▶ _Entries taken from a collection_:
================================

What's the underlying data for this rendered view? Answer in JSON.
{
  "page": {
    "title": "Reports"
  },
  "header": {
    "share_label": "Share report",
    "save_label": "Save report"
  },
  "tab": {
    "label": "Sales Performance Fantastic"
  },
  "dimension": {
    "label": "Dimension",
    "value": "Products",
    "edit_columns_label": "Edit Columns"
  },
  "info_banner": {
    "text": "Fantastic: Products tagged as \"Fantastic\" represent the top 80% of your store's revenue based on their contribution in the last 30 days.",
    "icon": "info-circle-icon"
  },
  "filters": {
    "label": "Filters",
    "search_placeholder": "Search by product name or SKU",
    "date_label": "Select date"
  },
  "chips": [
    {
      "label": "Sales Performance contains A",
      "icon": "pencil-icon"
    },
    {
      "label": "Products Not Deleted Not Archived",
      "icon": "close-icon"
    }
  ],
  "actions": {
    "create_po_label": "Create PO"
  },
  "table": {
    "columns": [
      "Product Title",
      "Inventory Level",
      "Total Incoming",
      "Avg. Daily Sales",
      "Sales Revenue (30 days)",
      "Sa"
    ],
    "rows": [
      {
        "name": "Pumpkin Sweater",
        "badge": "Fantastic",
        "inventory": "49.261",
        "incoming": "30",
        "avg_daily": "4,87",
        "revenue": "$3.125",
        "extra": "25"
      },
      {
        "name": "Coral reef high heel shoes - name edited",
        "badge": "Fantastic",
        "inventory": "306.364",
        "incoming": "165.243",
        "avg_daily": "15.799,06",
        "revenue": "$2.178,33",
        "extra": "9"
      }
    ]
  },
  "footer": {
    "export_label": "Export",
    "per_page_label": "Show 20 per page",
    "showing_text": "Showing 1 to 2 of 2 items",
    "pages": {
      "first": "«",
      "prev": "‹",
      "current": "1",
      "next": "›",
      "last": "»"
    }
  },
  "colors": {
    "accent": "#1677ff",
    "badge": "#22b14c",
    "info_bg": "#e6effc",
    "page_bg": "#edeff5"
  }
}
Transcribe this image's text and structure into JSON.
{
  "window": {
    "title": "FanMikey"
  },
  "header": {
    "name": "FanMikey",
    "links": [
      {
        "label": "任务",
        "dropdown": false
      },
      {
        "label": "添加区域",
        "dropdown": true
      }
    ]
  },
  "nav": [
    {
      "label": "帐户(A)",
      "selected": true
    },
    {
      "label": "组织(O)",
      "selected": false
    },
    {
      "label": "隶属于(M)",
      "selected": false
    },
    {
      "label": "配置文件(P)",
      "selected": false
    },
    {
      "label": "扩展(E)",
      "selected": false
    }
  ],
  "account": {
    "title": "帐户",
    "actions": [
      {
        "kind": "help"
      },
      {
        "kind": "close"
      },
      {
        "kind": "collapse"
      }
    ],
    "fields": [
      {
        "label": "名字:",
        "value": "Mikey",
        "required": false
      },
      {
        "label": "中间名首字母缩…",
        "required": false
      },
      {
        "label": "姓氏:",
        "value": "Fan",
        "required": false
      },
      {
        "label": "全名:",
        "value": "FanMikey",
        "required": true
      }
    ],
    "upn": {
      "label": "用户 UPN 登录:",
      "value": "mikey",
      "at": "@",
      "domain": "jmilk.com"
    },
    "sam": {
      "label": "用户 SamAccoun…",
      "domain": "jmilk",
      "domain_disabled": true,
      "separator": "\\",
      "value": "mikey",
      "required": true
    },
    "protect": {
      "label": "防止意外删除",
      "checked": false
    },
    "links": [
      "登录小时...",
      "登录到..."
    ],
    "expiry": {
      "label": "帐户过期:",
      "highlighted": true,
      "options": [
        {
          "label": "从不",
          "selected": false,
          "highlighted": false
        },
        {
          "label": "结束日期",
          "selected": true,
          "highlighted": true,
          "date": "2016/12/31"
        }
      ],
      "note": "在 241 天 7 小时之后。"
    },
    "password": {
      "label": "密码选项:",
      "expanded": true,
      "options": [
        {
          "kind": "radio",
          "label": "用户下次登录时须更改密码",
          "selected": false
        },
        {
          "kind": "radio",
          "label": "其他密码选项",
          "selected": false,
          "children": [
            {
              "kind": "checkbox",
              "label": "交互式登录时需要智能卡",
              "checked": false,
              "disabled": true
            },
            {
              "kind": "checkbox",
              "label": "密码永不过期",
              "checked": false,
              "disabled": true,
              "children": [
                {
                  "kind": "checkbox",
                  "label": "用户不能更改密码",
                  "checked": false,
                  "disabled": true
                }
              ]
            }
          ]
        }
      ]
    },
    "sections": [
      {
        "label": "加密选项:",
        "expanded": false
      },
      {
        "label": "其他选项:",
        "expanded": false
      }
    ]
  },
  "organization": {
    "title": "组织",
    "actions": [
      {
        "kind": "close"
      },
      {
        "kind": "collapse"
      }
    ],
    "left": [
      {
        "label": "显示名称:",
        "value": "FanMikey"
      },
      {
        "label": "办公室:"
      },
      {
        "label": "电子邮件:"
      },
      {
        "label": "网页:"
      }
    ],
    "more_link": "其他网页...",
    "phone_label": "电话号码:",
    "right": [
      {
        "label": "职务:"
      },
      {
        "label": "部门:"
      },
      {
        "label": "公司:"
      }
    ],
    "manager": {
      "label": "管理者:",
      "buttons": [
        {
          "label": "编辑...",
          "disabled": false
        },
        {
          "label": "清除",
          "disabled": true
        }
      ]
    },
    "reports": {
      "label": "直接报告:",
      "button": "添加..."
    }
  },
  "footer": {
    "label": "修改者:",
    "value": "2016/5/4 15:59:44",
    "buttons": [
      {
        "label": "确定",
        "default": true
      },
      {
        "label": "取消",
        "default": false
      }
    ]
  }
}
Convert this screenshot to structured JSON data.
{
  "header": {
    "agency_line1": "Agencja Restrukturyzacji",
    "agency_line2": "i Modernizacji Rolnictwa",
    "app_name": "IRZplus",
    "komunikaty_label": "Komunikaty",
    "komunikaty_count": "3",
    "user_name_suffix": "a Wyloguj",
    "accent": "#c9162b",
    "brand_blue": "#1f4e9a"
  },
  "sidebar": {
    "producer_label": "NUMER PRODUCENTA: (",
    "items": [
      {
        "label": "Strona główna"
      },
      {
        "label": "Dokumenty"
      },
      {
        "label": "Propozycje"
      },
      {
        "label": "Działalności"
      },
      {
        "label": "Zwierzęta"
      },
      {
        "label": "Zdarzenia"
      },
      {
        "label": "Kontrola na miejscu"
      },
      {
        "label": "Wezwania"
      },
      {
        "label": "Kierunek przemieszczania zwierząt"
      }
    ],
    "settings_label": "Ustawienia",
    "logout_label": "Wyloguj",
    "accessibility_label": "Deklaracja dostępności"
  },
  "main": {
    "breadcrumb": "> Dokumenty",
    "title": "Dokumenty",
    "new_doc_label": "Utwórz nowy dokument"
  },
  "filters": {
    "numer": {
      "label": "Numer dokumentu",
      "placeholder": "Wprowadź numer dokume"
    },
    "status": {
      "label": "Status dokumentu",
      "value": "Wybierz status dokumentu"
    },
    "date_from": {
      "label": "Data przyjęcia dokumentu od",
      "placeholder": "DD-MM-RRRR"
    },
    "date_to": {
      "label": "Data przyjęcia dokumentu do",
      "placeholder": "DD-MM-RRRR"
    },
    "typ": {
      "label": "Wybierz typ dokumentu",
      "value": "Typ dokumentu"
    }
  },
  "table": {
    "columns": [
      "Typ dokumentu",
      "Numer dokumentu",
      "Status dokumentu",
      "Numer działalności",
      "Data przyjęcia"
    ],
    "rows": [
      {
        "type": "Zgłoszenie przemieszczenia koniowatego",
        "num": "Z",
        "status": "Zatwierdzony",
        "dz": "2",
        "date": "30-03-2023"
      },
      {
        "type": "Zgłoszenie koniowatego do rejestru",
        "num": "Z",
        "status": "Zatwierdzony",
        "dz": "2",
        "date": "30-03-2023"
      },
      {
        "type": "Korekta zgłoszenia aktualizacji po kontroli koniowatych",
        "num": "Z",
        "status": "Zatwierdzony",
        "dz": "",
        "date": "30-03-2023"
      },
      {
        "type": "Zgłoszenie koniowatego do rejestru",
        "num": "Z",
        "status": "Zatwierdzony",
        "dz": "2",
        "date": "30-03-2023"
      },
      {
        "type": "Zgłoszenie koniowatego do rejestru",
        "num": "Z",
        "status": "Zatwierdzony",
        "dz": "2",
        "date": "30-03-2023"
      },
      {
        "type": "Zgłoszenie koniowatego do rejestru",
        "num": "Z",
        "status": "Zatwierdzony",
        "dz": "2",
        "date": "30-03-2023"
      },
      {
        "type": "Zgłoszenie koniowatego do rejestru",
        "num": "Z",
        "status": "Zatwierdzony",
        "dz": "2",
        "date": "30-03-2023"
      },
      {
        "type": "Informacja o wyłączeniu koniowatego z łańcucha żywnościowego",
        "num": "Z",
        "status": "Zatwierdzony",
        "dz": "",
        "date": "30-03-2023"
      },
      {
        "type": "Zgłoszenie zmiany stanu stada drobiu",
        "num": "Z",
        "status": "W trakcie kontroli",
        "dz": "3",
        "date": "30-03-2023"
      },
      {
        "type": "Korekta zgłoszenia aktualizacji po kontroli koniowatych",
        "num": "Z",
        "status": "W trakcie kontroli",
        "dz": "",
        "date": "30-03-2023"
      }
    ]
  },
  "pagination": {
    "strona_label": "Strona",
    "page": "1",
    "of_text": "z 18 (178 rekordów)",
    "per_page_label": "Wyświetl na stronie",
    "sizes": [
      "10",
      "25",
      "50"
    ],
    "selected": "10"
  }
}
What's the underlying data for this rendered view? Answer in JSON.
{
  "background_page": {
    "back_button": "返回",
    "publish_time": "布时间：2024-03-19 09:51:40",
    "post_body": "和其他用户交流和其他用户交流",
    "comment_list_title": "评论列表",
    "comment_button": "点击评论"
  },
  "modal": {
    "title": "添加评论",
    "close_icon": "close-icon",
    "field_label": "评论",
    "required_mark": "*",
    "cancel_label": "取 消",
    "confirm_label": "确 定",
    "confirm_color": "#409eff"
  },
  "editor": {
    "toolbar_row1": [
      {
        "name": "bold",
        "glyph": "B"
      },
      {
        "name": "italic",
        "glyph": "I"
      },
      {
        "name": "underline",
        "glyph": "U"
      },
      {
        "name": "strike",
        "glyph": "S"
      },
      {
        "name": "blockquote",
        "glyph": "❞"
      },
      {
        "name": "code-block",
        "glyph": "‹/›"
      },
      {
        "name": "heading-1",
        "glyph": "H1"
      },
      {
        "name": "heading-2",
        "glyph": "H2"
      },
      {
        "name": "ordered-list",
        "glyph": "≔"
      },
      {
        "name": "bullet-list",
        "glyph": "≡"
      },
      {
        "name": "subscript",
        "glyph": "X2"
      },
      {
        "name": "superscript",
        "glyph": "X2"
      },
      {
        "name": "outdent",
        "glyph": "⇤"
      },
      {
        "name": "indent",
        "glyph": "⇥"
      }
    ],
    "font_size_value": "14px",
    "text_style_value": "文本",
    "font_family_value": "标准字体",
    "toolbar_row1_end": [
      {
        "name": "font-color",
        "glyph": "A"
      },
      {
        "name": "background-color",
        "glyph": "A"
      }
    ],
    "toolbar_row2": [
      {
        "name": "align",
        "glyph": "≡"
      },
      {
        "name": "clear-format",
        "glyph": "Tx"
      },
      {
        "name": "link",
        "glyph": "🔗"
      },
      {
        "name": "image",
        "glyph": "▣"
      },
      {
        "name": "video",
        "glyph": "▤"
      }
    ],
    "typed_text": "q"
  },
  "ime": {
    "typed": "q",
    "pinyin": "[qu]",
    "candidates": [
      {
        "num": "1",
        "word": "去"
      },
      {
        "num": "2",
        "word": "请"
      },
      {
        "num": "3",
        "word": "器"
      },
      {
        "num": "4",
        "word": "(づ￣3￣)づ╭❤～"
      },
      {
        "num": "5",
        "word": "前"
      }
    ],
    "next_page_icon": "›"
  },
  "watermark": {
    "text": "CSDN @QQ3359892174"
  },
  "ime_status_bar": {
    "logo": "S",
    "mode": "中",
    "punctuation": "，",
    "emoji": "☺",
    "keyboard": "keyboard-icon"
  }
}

================================

Collect the lines of the data that carry the word "checked".

      "checked": false
              "checked": false,
              "checked": false,
                  "checked": false,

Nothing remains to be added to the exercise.